PROBLEM TO WORK ON
Omit the pictures and return every entry exactly as written.

ENTRIES
--- BEGIN ---
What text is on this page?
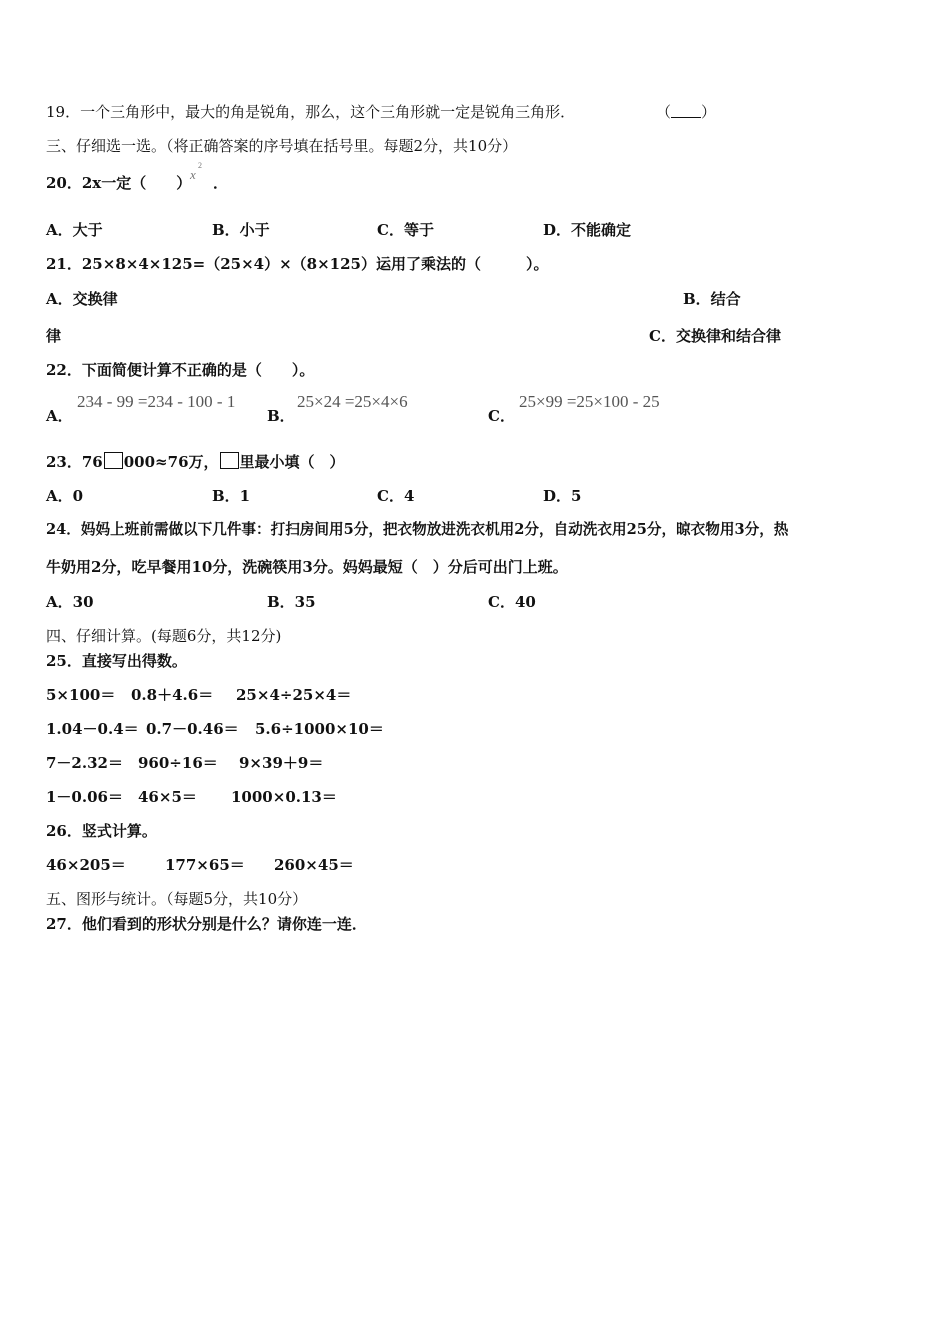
19．一个三角形中，最大的角是锐角，那么，这个三角形就一定是锐角三角形．	（ ）
三、仔细选一选。（将正确答案的序号填在括号里。每题2分，共10分）
20．2x一定（　　）
x
2
．
A．大于	B．小于	C．等于	D．不能确定
21．25×8×4×125=（25×4）×（8×125）运用了乘法的（　　　）。
A．交换律	B．结合
律	C．交换律和结合律
22．下面简便计算不正确的是（　　）。
A．
234 - 99 =234 - 100 - 1
B．
25×24 =25×4×6
C．
25×99 =25×100 - 25
23．76 000≈76万， 里最小填（　）
A．0	B．1	C．4	D．5
24．妈妈上班前需做以下几件事：打扫房间用5分，把衣物放进洗衣机用2分，自动洗衣用25分，晾衣物用3分，热
牛奶用2分，吃早餐用10分，洗碗筷用3分。妈妈最短（　）分后可出门上班。
A．30	B．35	C．40
四、仔细计算。(每题6分，共12分)
25．直接写出得数。
5×100＝ 0.8＋4.6＝ 25×4÷25×4＝
1.04－0.4＝ 0.7－0.46＝ 5.6÷1000×10＝
7－2.32＝ 960÷16＝ 9×39＋9＝
1－0.06＝ 46×5＝ 1000×0.13＝
26．竖式计算。
46×205＝	177×65＝ 260×45＝
五、图形与统计。（每题5分，共10分）
27．他们看到的形状分别是什么？请你连一连．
--- END ---
RESULT OF THIS TASK
What text is on this page?
19．一个三角形中，最大的角是锐角，那么，这个三角形就一定是锐角三角形．	（ ）
三、仔细选一选。（将正确答案的序号填在括号里。每题2分，共10分）
20．2x一定（　　）
x
2
．
A．大于	B．小于	C．等于	D．不能确定
21．25×8×4×125=（25×4）×（8×125）运用了乘法的（　　　）。
A．交换律	B．结合
律	C．交换律和结合律
22．下面简便计算不正确的是（　　）。
A．
234 - 99 =234 - 100 - 1
B．
25×24 =25×4×6
C．
25×99 =25×100 - 25
23．76 000≈76万， 里最小填（　）
A．0	B．1	C．4	D．5
24．妈妈上班前需做以下几件事：打扫房间用5分，把衣物放进洗衣机用2分，自动洗衣用25分，晾衣物用3分，热
牛奶用2分，吃早餐用10分，洗碗筷用3分。妈妈最短（　）分后可出门上班。
A．30	B．35	C．40
四、仔细计算。(每题6分，共12分)
25．直接写出得数。
5×100＝ 0.8＋4.6＝ 25×4÷25×4＝
1.04－0.4＝ 0.7－0.46＝ 5.6÷1000×10＝
7－2.32＝ 960÷16＝ 9×39＋9＝
1－0.06＝ 46×5＝ 1000×0.13＝
26．竖式计算。
46×205＝	177×65＝ 260×45＝
五、图形与统计。（每题5分，共10分）
27．他们看到的形状分别是什么？请你连一连．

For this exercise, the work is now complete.